— Begin DATA IN THIS EXERCISE —

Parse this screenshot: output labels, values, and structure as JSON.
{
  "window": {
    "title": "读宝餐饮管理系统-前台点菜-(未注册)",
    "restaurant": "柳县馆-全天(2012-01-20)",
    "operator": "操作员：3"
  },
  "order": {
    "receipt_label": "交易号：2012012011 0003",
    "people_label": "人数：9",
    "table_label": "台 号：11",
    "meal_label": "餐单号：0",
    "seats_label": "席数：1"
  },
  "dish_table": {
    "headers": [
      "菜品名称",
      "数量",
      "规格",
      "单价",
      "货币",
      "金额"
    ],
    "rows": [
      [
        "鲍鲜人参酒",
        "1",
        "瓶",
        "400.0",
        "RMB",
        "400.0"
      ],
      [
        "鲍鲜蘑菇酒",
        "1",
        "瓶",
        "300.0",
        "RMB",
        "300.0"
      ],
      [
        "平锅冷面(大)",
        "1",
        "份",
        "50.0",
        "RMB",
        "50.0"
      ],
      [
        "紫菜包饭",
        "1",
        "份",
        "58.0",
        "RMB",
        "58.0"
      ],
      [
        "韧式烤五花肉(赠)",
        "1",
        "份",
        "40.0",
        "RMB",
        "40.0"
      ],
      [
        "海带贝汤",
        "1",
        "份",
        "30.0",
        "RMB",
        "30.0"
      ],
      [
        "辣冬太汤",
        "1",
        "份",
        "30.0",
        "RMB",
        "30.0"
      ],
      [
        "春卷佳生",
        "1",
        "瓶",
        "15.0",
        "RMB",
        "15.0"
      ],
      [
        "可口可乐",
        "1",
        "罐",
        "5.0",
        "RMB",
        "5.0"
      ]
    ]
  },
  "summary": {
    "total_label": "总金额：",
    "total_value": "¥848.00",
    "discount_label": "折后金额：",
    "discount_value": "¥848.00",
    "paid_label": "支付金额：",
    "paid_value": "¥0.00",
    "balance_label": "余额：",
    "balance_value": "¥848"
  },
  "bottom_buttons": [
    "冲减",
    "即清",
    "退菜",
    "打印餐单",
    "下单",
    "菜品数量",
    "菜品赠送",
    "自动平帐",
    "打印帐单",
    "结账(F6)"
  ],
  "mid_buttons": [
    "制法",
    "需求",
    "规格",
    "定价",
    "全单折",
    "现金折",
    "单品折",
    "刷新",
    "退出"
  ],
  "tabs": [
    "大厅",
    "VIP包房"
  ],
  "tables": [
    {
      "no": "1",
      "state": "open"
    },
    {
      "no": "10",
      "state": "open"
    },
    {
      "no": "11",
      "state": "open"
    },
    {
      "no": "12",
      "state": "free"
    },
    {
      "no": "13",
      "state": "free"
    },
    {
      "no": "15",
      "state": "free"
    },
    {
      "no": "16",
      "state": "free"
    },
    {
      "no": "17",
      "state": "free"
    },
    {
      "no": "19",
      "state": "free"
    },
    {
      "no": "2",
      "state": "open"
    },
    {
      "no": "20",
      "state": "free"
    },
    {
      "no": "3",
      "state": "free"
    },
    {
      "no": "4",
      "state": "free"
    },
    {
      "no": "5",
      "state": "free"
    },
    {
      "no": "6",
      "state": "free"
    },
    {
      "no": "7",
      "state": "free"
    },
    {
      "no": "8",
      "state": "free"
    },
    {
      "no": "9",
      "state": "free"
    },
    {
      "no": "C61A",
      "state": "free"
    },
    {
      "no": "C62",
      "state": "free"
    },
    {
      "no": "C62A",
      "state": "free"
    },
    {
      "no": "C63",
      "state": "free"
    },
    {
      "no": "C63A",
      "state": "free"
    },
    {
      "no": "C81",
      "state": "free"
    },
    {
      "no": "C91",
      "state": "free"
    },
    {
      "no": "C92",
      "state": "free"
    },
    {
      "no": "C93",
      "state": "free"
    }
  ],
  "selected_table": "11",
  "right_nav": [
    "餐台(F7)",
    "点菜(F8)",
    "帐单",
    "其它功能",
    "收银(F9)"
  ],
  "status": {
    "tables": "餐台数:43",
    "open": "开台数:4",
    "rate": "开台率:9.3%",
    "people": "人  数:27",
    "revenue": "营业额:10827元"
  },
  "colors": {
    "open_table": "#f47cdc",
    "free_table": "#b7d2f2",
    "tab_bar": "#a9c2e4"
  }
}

— End DATA IN THIS EXERCISE —
— Begin DATA IN THIS EXERCISE —

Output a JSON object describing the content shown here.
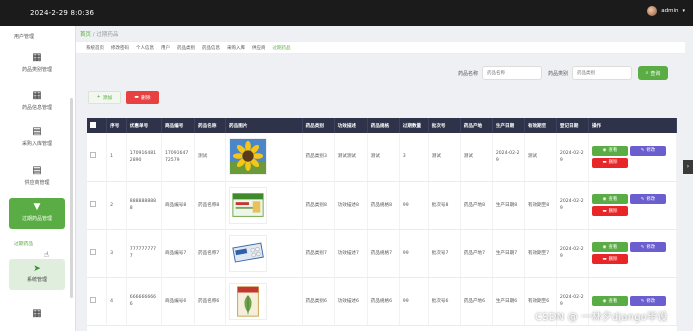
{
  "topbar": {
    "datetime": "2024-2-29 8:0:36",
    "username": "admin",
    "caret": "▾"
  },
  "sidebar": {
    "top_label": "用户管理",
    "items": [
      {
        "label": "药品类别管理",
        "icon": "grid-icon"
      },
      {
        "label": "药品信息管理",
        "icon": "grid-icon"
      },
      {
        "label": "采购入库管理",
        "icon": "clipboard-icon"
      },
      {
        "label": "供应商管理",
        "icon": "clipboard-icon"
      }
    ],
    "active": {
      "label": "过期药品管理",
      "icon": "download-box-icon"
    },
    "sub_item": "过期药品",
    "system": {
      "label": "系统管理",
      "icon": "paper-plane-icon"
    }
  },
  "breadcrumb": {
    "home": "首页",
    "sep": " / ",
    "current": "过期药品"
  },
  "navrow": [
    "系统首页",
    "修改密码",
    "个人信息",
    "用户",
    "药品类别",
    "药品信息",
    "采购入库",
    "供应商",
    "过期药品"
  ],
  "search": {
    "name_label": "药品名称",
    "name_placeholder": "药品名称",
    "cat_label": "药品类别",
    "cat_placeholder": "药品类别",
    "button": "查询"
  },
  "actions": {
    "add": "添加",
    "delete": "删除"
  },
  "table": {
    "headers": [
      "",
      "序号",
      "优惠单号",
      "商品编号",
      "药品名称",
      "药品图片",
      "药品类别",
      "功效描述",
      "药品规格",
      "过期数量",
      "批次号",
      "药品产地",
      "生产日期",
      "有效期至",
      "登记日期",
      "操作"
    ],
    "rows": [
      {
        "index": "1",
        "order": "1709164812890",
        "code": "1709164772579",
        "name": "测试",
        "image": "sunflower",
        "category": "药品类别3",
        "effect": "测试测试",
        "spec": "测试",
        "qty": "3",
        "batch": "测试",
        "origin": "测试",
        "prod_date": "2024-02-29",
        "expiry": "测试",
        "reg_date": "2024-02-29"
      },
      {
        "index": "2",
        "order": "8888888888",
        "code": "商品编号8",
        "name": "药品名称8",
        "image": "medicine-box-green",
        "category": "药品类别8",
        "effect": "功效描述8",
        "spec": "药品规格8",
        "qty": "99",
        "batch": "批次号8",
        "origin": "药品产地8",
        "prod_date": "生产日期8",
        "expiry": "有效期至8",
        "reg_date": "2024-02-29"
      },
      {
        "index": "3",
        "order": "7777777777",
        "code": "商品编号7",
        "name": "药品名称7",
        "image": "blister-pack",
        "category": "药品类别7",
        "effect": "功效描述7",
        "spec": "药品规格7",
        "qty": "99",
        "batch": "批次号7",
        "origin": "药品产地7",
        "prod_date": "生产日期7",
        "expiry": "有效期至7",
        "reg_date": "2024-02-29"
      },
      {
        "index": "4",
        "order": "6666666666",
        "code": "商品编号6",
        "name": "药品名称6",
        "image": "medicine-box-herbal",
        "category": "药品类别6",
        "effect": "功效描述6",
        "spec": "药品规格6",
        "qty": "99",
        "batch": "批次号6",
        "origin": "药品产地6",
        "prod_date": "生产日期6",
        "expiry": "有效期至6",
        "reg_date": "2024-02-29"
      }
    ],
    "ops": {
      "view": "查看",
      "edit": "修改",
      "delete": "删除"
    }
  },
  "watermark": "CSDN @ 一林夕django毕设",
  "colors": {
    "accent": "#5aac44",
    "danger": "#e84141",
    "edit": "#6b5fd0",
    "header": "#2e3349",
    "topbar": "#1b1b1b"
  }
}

— End DATA IN THIS EXERCISE —

**WORK TO BE COMPLETED**
Each line that holds the word "spec" is to be copied.

**SOLVED PROBLEM**
        "spec": "测试",
        "spec": "药品规格8",
        "spec": "药品规格7",
        "spec": "药品规格6",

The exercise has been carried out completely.